(Stored records)
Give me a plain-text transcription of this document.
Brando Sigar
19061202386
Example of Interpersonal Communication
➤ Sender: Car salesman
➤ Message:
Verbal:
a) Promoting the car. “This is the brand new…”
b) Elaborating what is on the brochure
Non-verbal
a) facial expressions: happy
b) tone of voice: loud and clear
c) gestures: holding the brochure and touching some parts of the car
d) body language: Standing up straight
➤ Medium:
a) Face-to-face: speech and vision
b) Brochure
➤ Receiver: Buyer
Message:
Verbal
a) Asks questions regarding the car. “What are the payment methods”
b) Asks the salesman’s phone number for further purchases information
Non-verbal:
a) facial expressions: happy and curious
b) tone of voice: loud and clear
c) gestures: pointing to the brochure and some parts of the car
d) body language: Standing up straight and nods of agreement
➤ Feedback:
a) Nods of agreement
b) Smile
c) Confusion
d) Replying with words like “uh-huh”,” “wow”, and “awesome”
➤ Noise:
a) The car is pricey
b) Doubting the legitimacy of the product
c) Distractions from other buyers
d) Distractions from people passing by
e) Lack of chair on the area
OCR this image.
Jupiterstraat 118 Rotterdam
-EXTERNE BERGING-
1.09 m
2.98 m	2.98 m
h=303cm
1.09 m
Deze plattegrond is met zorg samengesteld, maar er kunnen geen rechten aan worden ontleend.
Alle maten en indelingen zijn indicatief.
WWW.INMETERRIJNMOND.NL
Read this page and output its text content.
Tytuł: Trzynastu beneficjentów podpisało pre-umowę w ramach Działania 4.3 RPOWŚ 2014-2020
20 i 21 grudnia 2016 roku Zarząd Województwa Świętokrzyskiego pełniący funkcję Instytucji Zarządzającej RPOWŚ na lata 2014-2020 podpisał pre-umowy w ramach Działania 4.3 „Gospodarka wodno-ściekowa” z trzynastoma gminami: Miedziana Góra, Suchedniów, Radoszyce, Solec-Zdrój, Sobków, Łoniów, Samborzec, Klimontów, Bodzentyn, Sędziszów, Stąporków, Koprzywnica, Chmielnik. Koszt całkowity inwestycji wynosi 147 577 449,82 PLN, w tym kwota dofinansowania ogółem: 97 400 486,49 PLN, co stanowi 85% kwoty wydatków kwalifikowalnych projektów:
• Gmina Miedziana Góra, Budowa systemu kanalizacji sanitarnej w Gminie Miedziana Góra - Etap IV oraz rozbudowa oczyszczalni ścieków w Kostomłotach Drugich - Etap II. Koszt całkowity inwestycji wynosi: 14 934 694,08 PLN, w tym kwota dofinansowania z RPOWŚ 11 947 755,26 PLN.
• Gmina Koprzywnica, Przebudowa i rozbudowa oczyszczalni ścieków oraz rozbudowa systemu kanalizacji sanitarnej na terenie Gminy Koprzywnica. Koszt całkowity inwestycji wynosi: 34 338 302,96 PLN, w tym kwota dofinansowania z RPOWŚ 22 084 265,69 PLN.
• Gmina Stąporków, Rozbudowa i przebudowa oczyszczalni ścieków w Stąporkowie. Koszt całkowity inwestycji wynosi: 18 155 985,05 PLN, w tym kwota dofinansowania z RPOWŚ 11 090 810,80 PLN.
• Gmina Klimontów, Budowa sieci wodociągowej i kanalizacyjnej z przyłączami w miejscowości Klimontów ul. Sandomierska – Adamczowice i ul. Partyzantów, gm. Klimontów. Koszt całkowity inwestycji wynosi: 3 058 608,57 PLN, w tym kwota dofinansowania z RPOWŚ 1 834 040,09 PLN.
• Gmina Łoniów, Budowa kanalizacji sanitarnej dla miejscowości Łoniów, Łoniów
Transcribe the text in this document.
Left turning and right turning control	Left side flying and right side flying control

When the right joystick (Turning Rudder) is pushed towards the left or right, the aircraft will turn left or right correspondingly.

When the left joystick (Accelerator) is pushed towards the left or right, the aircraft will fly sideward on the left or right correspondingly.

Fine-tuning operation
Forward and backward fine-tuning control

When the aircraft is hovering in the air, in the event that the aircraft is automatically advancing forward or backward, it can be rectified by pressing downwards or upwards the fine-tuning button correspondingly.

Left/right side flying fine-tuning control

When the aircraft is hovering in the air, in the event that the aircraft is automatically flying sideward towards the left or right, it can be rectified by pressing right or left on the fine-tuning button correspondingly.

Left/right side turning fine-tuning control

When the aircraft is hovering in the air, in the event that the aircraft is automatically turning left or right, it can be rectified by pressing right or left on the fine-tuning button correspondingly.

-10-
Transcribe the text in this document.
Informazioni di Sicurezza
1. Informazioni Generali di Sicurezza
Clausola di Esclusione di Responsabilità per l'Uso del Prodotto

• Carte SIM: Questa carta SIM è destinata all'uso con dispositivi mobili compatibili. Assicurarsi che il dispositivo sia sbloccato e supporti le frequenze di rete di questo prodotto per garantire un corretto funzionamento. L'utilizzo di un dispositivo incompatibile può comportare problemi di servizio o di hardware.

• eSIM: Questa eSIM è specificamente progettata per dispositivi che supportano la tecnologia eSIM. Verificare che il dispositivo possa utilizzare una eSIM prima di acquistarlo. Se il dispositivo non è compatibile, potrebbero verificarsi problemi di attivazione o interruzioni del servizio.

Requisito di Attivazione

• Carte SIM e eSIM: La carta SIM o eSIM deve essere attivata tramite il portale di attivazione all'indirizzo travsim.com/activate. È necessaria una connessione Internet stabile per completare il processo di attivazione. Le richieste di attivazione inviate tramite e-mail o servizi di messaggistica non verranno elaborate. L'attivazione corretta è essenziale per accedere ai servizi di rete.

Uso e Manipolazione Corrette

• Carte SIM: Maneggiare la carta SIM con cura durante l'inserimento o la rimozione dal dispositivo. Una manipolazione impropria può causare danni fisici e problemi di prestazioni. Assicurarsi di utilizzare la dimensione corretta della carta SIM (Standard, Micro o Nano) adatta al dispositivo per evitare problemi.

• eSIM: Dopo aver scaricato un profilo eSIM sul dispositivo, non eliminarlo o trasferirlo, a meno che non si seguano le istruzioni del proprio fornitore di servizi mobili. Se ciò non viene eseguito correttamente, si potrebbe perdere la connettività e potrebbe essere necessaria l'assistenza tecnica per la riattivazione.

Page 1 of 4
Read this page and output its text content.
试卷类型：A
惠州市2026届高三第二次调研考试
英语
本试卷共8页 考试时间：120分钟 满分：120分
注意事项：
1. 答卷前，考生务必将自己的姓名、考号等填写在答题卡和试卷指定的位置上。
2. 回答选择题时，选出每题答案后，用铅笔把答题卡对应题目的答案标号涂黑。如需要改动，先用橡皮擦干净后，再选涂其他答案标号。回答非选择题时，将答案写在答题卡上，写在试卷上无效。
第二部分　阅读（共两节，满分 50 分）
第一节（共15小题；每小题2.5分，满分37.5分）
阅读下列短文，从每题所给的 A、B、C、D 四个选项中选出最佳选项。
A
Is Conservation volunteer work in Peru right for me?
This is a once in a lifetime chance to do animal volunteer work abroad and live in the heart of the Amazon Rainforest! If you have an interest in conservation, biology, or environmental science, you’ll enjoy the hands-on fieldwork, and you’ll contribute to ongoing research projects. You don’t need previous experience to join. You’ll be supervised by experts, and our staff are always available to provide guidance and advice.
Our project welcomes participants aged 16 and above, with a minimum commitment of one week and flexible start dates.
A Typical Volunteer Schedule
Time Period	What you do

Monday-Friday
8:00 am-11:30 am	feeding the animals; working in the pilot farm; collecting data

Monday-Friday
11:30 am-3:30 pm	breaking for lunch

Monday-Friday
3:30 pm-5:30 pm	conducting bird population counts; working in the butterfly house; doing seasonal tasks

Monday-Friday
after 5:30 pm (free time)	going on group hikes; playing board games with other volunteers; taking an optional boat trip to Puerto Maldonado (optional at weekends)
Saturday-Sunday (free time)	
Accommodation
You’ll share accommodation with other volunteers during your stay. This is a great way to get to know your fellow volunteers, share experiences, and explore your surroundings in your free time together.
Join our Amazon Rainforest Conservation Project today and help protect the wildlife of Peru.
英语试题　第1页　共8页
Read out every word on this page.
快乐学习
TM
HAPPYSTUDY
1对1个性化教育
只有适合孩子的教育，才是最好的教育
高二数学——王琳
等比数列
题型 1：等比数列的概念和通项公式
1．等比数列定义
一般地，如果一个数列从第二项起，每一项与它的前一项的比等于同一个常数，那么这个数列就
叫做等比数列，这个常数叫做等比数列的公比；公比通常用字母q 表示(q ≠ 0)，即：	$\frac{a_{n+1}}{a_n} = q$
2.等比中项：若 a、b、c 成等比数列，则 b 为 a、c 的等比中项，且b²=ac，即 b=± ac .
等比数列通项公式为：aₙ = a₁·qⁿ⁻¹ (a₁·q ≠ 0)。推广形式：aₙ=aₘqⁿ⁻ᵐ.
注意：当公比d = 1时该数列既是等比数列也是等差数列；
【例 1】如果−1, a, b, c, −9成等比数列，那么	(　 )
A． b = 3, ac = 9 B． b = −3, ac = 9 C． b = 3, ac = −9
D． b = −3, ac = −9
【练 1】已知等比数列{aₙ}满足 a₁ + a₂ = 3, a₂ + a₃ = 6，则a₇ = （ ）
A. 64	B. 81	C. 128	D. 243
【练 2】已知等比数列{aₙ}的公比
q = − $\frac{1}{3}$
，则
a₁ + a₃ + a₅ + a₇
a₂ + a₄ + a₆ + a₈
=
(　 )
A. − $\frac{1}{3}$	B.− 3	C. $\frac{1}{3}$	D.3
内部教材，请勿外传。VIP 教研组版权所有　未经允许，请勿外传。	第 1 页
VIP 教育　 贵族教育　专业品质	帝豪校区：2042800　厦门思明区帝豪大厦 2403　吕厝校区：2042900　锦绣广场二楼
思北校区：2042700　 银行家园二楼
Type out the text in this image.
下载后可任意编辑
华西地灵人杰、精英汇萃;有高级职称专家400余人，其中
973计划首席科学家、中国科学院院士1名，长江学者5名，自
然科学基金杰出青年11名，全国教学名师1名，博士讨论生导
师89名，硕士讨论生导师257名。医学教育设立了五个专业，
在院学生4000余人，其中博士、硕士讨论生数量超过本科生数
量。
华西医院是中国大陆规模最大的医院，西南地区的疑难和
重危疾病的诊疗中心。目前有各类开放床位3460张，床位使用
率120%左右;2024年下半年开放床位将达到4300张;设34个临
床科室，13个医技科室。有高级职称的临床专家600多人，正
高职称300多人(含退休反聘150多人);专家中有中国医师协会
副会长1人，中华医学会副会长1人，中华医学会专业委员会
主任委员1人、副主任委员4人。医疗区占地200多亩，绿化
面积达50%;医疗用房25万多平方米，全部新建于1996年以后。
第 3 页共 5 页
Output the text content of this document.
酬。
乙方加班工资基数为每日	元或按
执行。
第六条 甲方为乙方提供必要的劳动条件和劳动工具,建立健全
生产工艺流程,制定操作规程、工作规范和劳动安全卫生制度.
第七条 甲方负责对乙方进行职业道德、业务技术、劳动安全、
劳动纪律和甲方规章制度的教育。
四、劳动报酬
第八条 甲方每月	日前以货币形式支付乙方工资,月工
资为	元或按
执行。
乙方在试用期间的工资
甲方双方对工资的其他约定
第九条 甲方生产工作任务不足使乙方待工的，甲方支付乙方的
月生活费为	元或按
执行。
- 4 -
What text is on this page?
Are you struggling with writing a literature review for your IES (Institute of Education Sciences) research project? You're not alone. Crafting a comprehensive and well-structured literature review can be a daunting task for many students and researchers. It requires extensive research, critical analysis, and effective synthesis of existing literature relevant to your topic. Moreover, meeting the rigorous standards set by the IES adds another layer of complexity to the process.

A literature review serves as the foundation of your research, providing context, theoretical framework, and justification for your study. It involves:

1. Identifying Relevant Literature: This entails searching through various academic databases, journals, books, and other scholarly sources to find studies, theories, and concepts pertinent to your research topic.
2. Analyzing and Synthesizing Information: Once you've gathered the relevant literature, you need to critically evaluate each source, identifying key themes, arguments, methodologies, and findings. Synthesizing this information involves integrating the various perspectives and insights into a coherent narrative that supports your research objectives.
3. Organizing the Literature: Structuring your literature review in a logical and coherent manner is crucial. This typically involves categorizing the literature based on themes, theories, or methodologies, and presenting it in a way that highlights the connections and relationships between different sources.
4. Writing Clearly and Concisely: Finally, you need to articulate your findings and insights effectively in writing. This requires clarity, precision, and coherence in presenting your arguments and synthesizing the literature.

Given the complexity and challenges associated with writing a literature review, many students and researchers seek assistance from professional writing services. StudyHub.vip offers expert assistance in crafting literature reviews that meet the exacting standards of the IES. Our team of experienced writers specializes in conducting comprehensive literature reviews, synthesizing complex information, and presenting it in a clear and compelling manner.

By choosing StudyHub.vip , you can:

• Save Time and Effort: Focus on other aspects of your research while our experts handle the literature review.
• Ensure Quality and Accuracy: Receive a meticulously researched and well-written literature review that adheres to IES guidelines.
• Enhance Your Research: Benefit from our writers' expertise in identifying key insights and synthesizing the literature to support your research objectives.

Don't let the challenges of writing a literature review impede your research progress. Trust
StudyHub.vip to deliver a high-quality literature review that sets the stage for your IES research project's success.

• Stated goal
Pick out and copy the lines of the entries that hold the string "Assicurarsi".

• Answer for this exercise
• Carte SIM: Questa carta SIM è destinata all'uso con dispositivi mobili compatibili. Assicurarsi che il dispositivo sia sbloccato e supporti le frequenze di rete di questo prodotto per garantire un corretto funzionamento. L'utilizzo di un dispositivo incompatibile può comportare problemi di servizio o di hardware.
• Carte SIM: Maneggiare la carta SIM con cura durante l'inserimento o la rimozione dal dispositivo. Una manipolazione impropria può causare danni fisici e problemi di prestazioni. Assicurarsi di utilizzare la dimensione corretta della carta SIM (Standard, Micro o Nano) adatta al dispositivo per evitare problemi.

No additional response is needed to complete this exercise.